- _RECORD SET_:
══════════

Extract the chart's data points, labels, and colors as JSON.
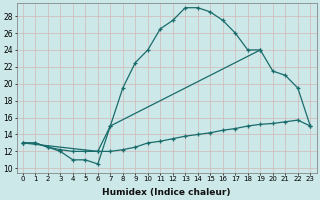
{
  "background_color": "#cce8e8",
  "grid_color": "#e8c8c8",
  "line_color": "#1a6b6b",
  "xlabel": "Humidex (Indice chaleur)",
  "xlim": [
    -0.5,
    23.5
  ],
  "ylim": [
    9.5,
    29.5
  ],
  "yticks": [
    10,
    12,
    14,
    16,
    18,
    20,
    22,
    24,
    26,
    28
  ],
  "xticks": [
    0,
    1,
    2,
    3,
    4,
    5,
    6,
    7,
    8,
    9,
    10,
    11,
    12,
    13,
    14,
    15,
    16,
    17,
    18,
    19,
    20,
    21,
    22,
    23
  ],
  "series1_x": [
    0,
    1,
    2,
    3,
    4,
    5,
    6,
    7,
    8,
    9,
    10,
    11,
    12,
    13,
    14,
    15,
    16,
    17,
    18,
    19
  ],
  "series1_y": [
    13,
    13,
    12.5,
    12,
    11,
    11,
    10.5,
    15,
    19.5,
    22.5,
    24,
    26.5,
    27.5,
    29,
    29,
    28.5,
    27.5,
    26,
    24,
    24
  ],
  "series2_x": [
    0,
    6,
    7,
    19,
    20,
    21,
    22,
    23
  ],
  "series2_y": [
    13,
    12,
    15,
    24,
    21.5,
    21,
    19.5,
    15
  ],
  "series3_x": [
    0,
    1,
    2,
    3,
    4,
    5,
    6,
    7,
    8,
    9,
    10,
    11,
    12,
    13,
    14,
    15,
    16,
    17,
    18,
    19,
    20,
    21,
    22,
    23
  ],
  "series3_y": [
    13,
    13,
    12.5,
    12.2,
    12,
    12,
    12,
    12,
    12.2,
    12.5,
    13,
    13.2,
    13.5,
    13.8,
    14,
    14.2,
    14.5,
    14.7,
    15,
    15.2,
    15.3,
    15.5,
    15.7,
    15
  ]
}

══════════

- _PROMPT_: Quote every line of the records above exactly; no picture is to be copied.

- _OUTPUT_:
Extract the chart's data points, labels, and colors as JSON.
{
  "background_color": "#cce8e8",
  "grid_color": "#e8c8c8",
  "line_color": "#1a6b6b",
  "xlabel": "Humidex (Indice chaleur)",
  "xlim": [
    -0.5,
    23.5
  ],
  "ylim": [
    9.5,
    29.5
  ],
  "yticks": [
    10,
    12,
    14,
    16,
    18,
    20,
    22,
    24,
    26,
    28
  ],
  "xticks": [
    0,
    1,
    2,
    3,
    4,
    5,
    6,
    7,
    8,
    9,
    10,
    11,
    12,
    13,
    14,
    15,
    16,
    17,
    18,
    19,
    20,
    21,
    22,
    23
  ],
  "series1_x": [
    0,
    1,
    2,
    3,
    4,
    5,
    6,
    7,
    8,
    9,
    10,
    11,
    12,
    13,
    14,
    15,
    16,
    17,
    18,
    19
  ],
  "series1_y": [
    13,
    13,
    12.5,
    12,
    11,
    11,
    10.5,
    15,
    19.5,
    22.5,
    24,
    26.5,
    27.5,
    29,
    29,
    28.5,
    27.5,
    26,
    24,
    24
  ],
  "series2_x": [
    0,
    6,
    7,
    19,
    20,
    21,
    22,
    23
  ],
  "series2_y": [
    13,
    12,
    15,
    24,
    21.5,
    21,
    19.5,
    15
  ],
  "series3_x": [
    0,
    1,
    2,
    3,
    4,
    5,
    6,
    7,
    8,
    9,
    10,
    11,
    12,
    13,
    14,
    15,
    16,
    17,
    18,
    19,
    20,
    21,
    22,
    23
  ],
  "series3_y": [
    13,
    13,
    12.5,
    12.2,
    12,
    12,
    12,
    12,
    12.2,
    12.5,
    13,
    13.2,
    13.5,
    13.8,
    14,
    14.2,
    14.5,
    14.7,
    15,
    15.2,
    15.3,
    15.5,
    15.7,
    15
  ]
}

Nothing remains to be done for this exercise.